What to do: All of the material below is to be repeated exactly.
>>>
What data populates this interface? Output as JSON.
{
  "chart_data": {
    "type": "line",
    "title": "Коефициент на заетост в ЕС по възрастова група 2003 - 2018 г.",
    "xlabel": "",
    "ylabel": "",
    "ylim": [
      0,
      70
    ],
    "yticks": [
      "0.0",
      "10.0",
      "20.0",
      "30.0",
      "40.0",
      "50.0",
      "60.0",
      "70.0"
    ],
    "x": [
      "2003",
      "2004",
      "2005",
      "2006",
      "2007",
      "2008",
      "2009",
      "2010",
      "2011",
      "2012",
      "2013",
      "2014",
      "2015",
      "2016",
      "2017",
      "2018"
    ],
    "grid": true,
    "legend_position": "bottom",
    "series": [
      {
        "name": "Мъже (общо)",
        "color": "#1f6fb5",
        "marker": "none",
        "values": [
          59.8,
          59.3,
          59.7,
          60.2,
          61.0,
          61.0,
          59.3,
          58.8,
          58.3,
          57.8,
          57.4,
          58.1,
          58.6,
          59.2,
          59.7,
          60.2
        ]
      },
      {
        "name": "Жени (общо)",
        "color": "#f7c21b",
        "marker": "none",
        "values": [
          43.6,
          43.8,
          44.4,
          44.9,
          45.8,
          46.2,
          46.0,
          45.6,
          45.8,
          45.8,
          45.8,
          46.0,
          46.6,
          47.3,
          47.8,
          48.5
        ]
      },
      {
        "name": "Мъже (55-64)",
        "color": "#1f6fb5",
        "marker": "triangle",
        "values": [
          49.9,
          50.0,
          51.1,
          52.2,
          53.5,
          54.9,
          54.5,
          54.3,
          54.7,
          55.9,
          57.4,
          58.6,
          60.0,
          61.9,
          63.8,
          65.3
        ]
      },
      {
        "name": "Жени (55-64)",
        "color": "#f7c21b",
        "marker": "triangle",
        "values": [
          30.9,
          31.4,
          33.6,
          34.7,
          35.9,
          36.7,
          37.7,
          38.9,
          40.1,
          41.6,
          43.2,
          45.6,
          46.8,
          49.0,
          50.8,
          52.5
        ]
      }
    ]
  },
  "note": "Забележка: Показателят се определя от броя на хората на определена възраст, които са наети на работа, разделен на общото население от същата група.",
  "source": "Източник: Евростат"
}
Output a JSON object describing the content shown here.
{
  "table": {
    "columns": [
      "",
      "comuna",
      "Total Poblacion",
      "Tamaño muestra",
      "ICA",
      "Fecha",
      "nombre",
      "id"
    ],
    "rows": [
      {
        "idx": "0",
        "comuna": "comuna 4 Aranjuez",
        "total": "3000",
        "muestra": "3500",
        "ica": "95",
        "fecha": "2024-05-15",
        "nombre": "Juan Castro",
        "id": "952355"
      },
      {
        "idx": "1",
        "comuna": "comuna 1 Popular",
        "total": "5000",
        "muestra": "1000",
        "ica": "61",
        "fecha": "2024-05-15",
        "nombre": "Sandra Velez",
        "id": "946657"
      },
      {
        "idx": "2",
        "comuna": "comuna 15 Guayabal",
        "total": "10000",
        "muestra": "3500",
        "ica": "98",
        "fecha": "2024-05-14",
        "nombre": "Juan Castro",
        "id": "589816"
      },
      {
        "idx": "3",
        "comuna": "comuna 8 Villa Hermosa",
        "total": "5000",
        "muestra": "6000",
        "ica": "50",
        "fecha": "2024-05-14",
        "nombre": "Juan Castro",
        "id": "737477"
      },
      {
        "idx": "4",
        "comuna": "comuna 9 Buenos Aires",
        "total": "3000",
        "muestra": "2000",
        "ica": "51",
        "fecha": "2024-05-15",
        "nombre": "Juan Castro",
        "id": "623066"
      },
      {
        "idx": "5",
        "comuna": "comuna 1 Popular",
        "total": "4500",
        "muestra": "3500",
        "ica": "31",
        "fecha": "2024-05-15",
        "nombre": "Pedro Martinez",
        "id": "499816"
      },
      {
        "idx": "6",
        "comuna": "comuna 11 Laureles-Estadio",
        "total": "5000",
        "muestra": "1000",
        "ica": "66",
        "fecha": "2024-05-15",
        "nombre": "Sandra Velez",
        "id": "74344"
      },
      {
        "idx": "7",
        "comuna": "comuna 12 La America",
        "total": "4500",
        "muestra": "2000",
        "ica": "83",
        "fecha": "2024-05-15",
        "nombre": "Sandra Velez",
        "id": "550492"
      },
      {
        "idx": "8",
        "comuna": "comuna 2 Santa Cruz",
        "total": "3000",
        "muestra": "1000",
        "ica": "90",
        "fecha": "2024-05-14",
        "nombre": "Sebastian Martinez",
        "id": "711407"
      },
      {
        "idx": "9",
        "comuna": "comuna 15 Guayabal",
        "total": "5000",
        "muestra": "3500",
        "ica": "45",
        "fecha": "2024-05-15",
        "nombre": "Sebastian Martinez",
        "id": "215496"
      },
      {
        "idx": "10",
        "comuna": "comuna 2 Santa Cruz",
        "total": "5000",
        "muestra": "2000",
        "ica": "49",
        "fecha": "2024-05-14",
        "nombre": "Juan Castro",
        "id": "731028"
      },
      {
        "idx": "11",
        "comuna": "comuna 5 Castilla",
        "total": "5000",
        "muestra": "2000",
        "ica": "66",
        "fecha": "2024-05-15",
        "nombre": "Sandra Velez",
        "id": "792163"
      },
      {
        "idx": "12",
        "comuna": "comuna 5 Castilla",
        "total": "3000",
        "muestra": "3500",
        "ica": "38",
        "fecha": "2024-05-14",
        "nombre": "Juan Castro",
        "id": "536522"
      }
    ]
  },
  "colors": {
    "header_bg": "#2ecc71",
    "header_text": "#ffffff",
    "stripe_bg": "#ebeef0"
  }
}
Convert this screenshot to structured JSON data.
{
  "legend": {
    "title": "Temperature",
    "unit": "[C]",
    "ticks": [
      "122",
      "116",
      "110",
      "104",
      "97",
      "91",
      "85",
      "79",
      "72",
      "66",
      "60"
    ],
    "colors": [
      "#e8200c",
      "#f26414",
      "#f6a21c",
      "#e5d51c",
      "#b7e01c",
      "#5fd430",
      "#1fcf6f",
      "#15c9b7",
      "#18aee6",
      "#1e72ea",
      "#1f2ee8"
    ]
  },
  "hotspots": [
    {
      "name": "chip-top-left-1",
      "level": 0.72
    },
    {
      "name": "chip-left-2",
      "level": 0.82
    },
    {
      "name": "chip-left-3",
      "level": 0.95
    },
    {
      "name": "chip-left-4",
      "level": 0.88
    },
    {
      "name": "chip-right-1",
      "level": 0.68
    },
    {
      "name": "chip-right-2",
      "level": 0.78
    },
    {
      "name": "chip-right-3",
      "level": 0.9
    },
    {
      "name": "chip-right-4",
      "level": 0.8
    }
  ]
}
<<<
Completed exercise:
What data populates this interface? Output as JSON.
{
  "chart_data": {
    "type": "line",
    "title": "Коефициент на заетост в ЕС по възрастова група 2003 - 2018 г.",
    "xlabel": "",
    "ylabel": "",
    "ylim": [
      0,
      70
    ],
    "yticks": [
      "0.0",
      "10.0",
      "20.0",
      "30.0",
      "40.0",
      "50.0",
      "60.0",
      "70.0"
    ],
    "x": [
      "2003",
      "2004",
      "2005",
      "2006",
      "2007",
      "2008",
      "2009",
      "2010",
      "2011",
      "2012",
      "2013",
      "2014",
      "2015",
      "2016",
      "2017",
      "2018"
    ],
    "grid": true,
    "legend_position": "bottom",
    "series": [
      {
        "name": "Мъже (общо)",
        "color": "#1f6fb5",
        "marker": "none",
        "values": [
          59.8,
          59.3,
          59.7,
          60.2,
          61.0,
          61.0,
          59.3,
          58.8,
          58.3,
          57.8,
          57.4,
          58.1,
          58.6,
          59.2,
          59.7,
          60.2
        ]
      },
      {
        "name": "Жени (общо)",
        "color": "#f7c21b",
        "marker": "none",
        "values": [
          43.6,
          43.8,
          44.4,
          44.9,
          45.8,
          46.2,
          46.0,
          45.6,
          45.8,
          45.8,
          45.8,
          46.0,
          46.6,
          47.3,
          47.8,
          48.5
        ]
      },
      {
        "name": "Мъже (55-64)",
        "color": "#1f6fb5",
        "marker": "triangle",
        "values": [
          49.9,
          50.0,
          51.1,
          52.2,
          53.5,
          54.9,
          54.5,
          54.3,
          54.7,
          55.9,
          57.4,
          58.6,
          60.0,
          61.9,
          63.8,
          65.3
        ]
      },
      {
        "name": "Жени (55-64)",
        "color": "#f7c21b",
        "marker": "triangle",
        "values": [
          30.9,
          31.4,
          33.6,
          34.7,
          35.9,
          36.7,
          37.7,
          38.9,
          40.1,
          41.6,
          43.2,
          45.6,
          46.8,
          49.0,
          50.8,
          52.5
        ]
      }
    ]
  },
  "note": "Забележка: Показателят се определя от броя на хората на определена възраст, които са наети на работа, разделен на общото население от същата група.",
  "source": "Източник: Евростат"
}
Output a JSON object describing the content shown here.
{
  "table": {
    "columns": [
      "",
      "comuna",
      "Total Poblacion",
      "Tamaño muestra",
      "ICA",
      "Fecha",
      "nombre",
      "id"
    ],
    "rows": [
      {
        "idx": "0",
        "comuna": "comuna 4 Aranjuez",
        "total": "3000",
        "muestra": "3500",
        "ica": "95",
        "fecha": "2024-05-15",
        "nombre": "Juan Castro",
        "id": "952355"
      },
      {
        "idx": "1",
        "comuna": "comuna 1 Popular",
        "total": "5000",
        "muestra": "1000",
        "ica": "61",
        "fecha": "2024-05-15",
        "nombre": "Sandra Velez",
        "id": "946657"
      },
      {
        "idx": "2",
        "comuna": "comuna 15 Guayabal",
        "total": "10000",
        "muestra": "3500",
        "ica": "98",
        "fecha": "2024-05-14",
        "nombre": "Juan Castro",
        "id": "589816"
      },
      {
        "idx": "3",
        "comuna": "comuna 8 Villa Hermosa",
        "total": "5000",
        "muestra": "6000",
        "ica": "50",
        "fecha": "2024-05-14",
        "nombre": "Juan Castro",
        "id": "737477"
      },
      {
        "idx": "4",
        "comuna": "comuna 9 Buenos Aires",
        "total": "3000",
        "muestra": "2000",
        "ica": "51",
        "fecha": "2024-05-15",
        "nombre": "Juan Castro",
        "id": "623066"
      },
      {
        "idx": "5",
        "comuna": "comuna 1 Popular",
        "total": "4500",
        "muestra": "3500",
        "ica": "31",
        "fecha": "2024-05-15",
        "nombre": "Pedro Martinez",
        "id": "499816"
      },
      {
        "idx": "6",
        "comuna": "comuna 11 Laureles-Estadio",
        "total": "5000",
        "muestra": "1000",
        "ica": "66",
        "fecha": "2024-05-15",
        "nombre": "Sandra Velez",
        "id": "74344"
      },
      {
        "idx": "7",
        "comuna": "comuna 12 La America",
        "total": "4500",
        "muestra": "2000",
        "ica": "83",
        "fecha": "2024-05-15",
        "nombre": "Sandra Velez",
        "id": "550492"
      },
      {
        "idx": "8",
        "comuna": "comuna 2 Santa Cruz",
        "total": "3000",
        "muestra": "1000",
        "ica": "90",
        "fecha": "2024-05-14",
        "nombre": "Sebastian Martinez",
        "id": "711407"
      },
      {
        "idx": "9",
        "comuna": "comuna 15 Guayabal",
        "total": "5000",
        "muestra": "3500",
        "ica": "45",
        "fecha": "2024-05-15",
        "nombre": "Sebastian Martinez",
        "id": "215496"
      },
      {
        "idx": "10",
        "comuna": "comuna 2 Santa Cruz",
        "total": "5000",
        "muestra": "2000",
        "ica": "49",
        "fecha": "2024-05-14",
        "nombre": "Juan Castro",
        "id": "731028"
      },
      {
        "idx": "11",
        "comuna": "comuna 5 Castilla",
        "total": "5000",
        "muestra": "2000",
        "ica": "66",
        "fecha": "2024-05-15",
        "nombre": "Sandra Velez",
        "id": "792163"
      },
      {
        "idx": "12",
        "comuna": "comuna 5 Castilla",
        "total": "3000",
        "muestra": "3500",
        "ica": "38",
        "fecha": "2024-05-14",
        "nombre": "Juan Castro",
        "id": "536522"
      }
    ]
  },
  "colors": {
    "header_bg": "#2ecc71",
    "header_text": "#ffffff",
    "stripe_bg": "#ebeef0"
  }
}
Convert this screenshot to structured JSON data.
{
  "legend": {
    "title": "Temperature",
    "unit": "[C]",
    "ticks": [
      "122",
      "116",
      "110",
      "104",
      "97",
      "91",
      "85",
      "79",
      "72",
      "66",
      "60"
    ],
    "colors": [
      "#e8200c",
      "#f26414",
      "#f6a21c",
      "#e5d51c",
      "#b7e01c",
      "#5fd430",
      "#1fcf6f",
      "#15c9b7",
      "#18aee6",
      "#1e72ea",
      "#1f2ee8"
    ]
  },
  "hotspots": [
    {
      "name": "chip-top-left-1",
      "level": 0.72
    },
    {
      "name": "chip-left-2",
      "level": 0.82
    },
    {
      "name": "chip-left-3",
      "level": 0.95
    },
    {
      "name": "chip-left-4",
      "level": 0.88
    },
    {
      "name": "chip-right-1",
      "level": 0.68
    },
    {
      "name": "chip-right-2",
      "level": 0.78
    },
    {
      "name": "chip-right-3",
      "level": 0.9
    },
    {
      "name": "chip-right-4",
      "level": 0.8
    }
  ]
}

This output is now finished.